(Stored records)
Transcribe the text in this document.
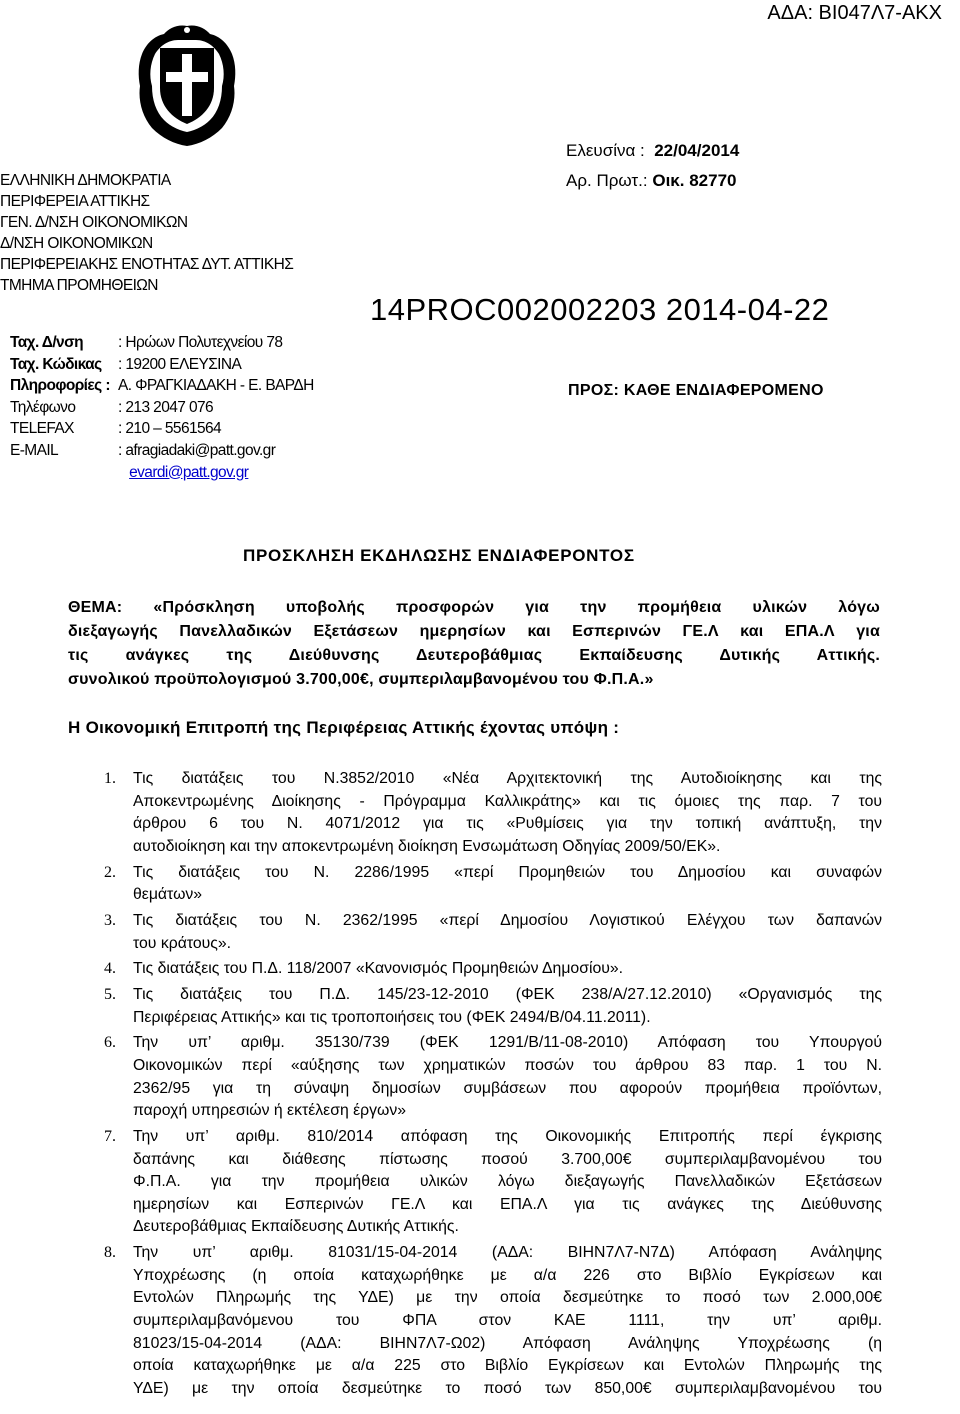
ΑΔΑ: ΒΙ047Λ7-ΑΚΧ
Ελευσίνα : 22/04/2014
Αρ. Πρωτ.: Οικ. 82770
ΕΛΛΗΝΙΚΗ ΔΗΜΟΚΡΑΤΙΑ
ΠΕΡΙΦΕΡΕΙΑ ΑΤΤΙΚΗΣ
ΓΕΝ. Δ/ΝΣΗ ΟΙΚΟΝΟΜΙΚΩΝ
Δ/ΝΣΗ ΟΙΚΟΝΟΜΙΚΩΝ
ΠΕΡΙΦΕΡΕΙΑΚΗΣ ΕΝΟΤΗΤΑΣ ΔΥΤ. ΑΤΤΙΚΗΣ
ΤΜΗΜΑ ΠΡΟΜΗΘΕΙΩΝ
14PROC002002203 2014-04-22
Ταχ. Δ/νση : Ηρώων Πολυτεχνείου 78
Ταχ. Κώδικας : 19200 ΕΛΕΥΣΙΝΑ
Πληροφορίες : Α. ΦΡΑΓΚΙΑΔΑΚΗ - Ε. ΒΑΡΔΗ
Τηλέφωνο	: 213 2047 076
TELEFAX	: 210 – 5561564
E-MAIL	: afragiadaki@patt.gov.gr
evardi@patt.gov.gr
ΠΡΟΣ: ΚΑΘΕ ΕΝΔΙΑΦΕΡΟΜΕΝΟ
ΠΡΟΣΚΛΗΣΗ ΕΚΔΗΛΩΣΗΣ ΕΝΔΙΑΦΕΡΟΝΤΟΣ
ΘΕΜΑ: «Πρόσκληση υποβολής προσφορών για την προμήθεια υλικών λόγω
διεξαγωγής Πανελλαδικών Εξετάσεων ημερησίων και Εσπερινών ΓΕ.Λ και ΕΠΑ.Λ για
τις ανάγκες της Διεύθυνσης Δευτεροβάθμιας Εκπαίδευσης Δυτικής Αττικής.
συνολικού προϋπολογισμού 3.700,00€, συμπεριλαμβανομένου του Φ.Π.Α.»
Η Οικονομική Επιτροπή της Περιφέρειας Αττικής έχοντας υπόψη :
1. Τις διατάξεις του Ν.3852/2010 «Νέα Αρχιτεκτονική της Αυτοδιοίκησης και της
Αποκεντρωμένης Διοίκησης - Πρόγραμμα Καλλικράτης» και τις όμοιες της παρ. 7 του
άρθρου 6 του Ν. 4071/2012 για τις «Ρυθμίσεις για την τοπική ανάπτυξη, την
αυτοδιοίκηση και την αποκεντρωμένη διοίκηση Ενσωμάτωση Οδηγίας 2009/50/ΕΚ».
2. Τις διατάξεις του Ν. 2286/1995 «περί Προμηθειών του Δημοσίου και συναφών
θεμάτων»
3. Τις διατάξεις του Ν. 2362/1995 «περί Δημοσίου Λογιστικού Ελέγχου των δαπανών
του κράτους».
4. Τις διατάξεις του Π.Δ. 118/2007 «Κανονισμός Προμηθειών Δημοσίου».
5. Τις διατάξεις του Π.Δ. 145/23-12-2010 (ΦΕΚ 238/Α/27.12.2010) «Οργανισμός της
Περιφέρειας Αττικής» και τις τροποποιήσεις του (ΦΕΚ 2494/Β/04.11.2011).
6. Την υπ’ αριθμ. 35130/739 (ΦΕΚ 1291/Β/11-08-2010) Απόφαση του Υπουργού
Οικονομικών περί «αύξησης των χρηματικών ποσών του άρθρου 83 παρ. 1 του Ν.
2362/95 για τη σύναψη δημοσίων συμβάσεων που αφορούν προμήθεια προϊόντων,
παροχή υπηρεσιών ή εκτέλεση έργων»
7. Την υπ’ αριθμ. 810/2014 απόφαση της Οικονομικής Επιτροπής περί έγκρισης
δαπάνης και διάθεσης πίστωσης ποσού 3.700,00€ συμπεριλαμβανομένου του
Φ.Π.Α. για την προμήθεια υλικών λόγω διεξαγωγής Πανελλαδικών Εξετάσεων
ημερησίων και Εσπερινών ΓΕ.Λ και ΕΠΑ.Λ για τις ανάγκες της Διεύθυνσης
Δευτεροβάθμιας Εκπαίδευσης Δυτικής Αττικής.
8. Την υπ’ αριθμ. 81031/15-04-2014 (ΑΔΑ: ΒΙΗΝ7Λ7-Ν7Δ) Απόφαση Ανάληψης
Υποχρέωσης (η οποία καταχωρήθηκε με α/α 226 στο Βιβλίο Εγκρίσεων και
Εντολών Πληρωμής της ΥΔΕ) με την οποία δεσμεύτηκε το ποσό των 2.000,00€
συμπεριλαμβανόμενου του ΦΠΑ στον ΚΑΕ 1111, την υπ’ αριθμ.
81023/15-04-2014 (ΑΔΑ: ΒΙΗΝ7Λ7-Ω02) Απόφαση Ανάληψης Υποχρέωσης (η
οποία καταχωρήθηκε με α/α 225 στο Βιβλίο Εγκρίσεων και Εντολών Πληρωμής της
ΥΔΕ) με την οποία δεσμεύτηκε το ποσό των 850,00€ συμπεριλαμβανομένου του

*TASK DESCRIPTION*
Quote the data above in full and without alteration; skip the pictures.

*REPLY TO THE EXERCISE*
Transcribe the text in this document.
ΑΔΑ: ΒΙ047Λ7-ΑΚΧ
Ελευσίνα : 22/04/2014
Αρ. Πρωτ.: Οικ. 82770
ΕΛΛΗΝΙΚΗ ΔΗΜΟΚΡΑΤΙΑ
ΠΕΡΙΦΕΡΕΙΑ ΑΤΤΙΚΗΣ
ΓΕΝ. Δ/ΝΣΗ ΟΙΚΟΝΟΜΙΚΩΝ
Δ/ΝΣΗ ΟΙΚΟΝΟΜΙΚΩΝ
ΠΕΡΙΦΕΡΕΙΑΚΗΣ ΕΝΟΤΗΤΑΣ ΔΥΤ. ΑΤΤΙΚΗΣ
ΤΜΗΜΑ ΠΡΟΜΗΘΕΙΩΝ
14PROC002002203 2014-04-22
Ταχ. Δ/νση : Ηρώων Πολυτεχνείου 78
Ταχ. Κώδικας : 19200 ΕΛΕΥΣΙΝΑ
Πληροφορίες : Α. ΦΡΑΓΚΙΑΔΑΚΗ - Ε. ΒΑΡΔΗ
Τηλέφωνο	: 213 2047 076
TELEFAX	: 210 – 5561564
E-MAIL	: afragiadaki@patt.gov.gr
evardi@patt.gov.gr
ΠΡΟΣ: ΚΑΘΕ ΕΝΔΙΑΦΕΡΟΜΕΝΟ
ΠΡΟΣΚΛΗΣΗ ΕΚΔΗΛΩΣΗΣ ΕΝΔΙΑΦΕΡΟΝΤΟΣ
ΘΕΜΑ: «Πρόσκληση υποβολής προσφορών για την προμήθεια υλικών λόγω
διεξαγωγής Πανελλαδικών Εξετάσεων ημερησίων και Εσπερινών ΓΕ.Λ και ΕΠΑ.Λ για
τις ανάγκες της Διεύθυνσης Δευτεροβάθμιας Εκπαίδευσης Δυτικής Αττικής.
συνολικού προϋπολογισμού 3.700,00€, συμπεριλαμβανομένου του Φ.Π.Α.»
Η Οικονομική Επιτροπή της Περιφέρειας Αττικής έχοντας υπόψη :
1. Τις διατάξεις του Ν.3852/2010 «Νέα Αρχιτεκτονική της Αυτοδιοίκησης και της
Αποκεντρωμένης Διοίκησης - Πρόγραμμα Καλλικράτης» και τις όμοιες της παρ. 7 του
άρθρου 6 του Ν. 4071/2012 για τις «Ρυθμίσεις για την τοπική ανάπτυξη, την
αυτοδιοίκηση και την αποκεντρωμένη διοίκηση Ενσωμάτωση Οδηγίας 2009/50/ΕΚ».
2. Τις διατάξεις του Ν. 2286/1995 «περί Προμηθειών του Δημοσίου και συναφών
θεμάτων»
3. Τις διατάξεις του Ν. 2362/1995 «περί Δημοσίου Λογιστικού Ελέγχου των δαπανών
του κράτους».
4. Τις διατάξεις του Π.Δ. 118/2007 «Κανονισμός Προμηθειών Δημοσίου».
5. Τις διατάξεις του Π.Δ. 145/23-12-2010 (ΦΕΚ 238/Α/27.12.2010) «Οργανισμός της
Περιφέρειας Αττικής» και τις τροποποιήσεις του (ΦΕΚ 2494/Β/04.11.2011).
6. Την υπ’ αριθμ. 35130/739 (ΦΕΚ 1291/Β/11-08-2010) Απόφαση του Υπουργού
Οικονομικών περί «αύξησης των χρηματικών ποσών του άρθρου 83 παρ. 1 του Ν.
2362/95 για τη σύναψη δημοσίων συμβάσεων που αφορούν προμήθεια προϊόντων,
παροχή υπηρεσιών ή εκτέλεση έργων»
7. Την υπ’ αριθμ. 810/2014 απόφαση της Οικονομικής Επιτροπής περί έγκρισης
δαπάνης και διάθεσης πίστωσης ποσού 3.700,00€ συμπεριλαμβανομένου του
Φ.Π.Α. για την προμήθεια υλικών λόγω διεξαγωγής Πανελλαδικών Εξετάσεων
ημερησίων και Εσπερινών ΓΕ.Λ και ΕΠΑ.Λ για τις ανάγκες της Διεύθυνσης
Δευτεροβάθμιας Εκπαίδευσης Δυτικής Αττικής.
8. Την υπ’ αριθμ. 81031/15-04-2014 (ΑΔΑ: ΒΙΗΝ7Λ7-Ν7Δ) Απόφαση Ανάληψης
Υποχρέωσης (η οποία καταχωρήθηκε με α/α 226 στο Βιβλίο Εγκρίσεων και
Εντολών Πληρωμής της ΥΔΕ) με την οποία δεσμεύτηκε το ποσό των 2.000,00€
συμπεριλαμβανόμενου του ΦΠΑ στον ΚΑΕ 1111, την υπ’ αριθμ.
81023/15-04-2014 (ΑΔΑ: ΒΙΗΝ7Λ7-Ω02) Απόφαση Ανάληψης Υποχρέωσης (η
οποία καταχωρήθηκε με α/α 225 στο Βιβλίο Εγκρίσεων και Εντολών Πληρωμής της
ΥΔΕ) με την οποία δεσμεύτηκε το ποσό των 850,00€ συμπεριλαμβανομένου του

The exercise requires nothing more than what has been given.